PROBLEM REQUIREMENTS =
Repeat the listing in full, word for word.

+++ GIVEN ENTRIES +++

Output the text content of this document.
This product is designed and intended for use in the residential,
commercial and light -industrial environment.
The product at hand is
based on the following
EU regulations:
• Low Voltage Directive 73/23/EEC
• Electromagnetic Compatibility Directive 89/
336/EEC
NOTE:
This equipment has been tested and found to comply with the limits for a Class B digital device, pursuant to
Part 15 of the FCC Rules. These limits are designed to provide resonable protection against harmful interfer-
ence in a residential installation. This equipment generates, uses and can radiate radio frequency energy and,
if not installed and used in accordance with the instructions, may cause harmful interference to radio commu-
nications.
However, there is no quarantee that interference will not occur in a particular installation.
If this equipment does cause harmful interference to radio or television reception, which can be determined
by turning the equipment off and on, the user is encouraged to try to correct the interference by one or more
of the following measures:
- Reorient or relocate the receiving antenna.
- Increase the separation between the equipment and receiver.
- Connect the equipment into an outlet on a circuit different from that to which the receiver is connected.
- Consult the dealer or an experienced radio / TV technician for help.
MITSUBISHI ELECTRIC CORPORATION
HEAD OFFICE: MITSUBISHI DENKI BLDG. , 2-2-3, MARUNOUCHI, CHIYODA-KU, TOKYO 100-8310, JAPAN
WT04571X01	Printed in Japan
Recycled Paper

+++

SOLUTION TO THIS TASK =
Output the text content of this document.
This product is designed and intended for use in the residential,
commercial and light -industrial environment.
The product at hand is
based on the following
EU regulations:
• Low Voltage Directive 73/23/EEC
• Electromagnetic Compatibility Directive 89/
336/EEC
NOTE:
This equipment has been tested and found to comply with the limits for a Class B digital device, pursuant to
Part 15 of the FCC Rules. These limits are designed to provide resonable protection against harmful interfer-
ence in a residential installation. This equipment generates, uses and can radiate radio frequency energy and,
if not installed and used in accordance with the instructions, may cause harmful interference to radio commu-
nications.
However, there is no quarantee that interference will not occur in a particular installation.
If this equipment does cause harmful interference to radio or television reception, which can be determined
by turning the equipment off and on, the user is encouraged to try to correct the interference by one or more
of the following measures:
- Reorient or relocate the receiving antenna.
- Increase the separation between the equipment and receiver.
- Connect the equipment into an outlet on a circuit different from that to which the receiver is connected.
- Consult the dealer or an experienced radio / TV technician for help.
MITSUBISHI ELECTRIC CORPORATION
HEAD OFFICE: MITSUBISHI DENKI BLDG. , 2-2-3, MARUNOUCHI, CHIYODA-KU, TOKYO 100-8310, JAPAN
WT04571X01	Printed in Japan
Recycled Paper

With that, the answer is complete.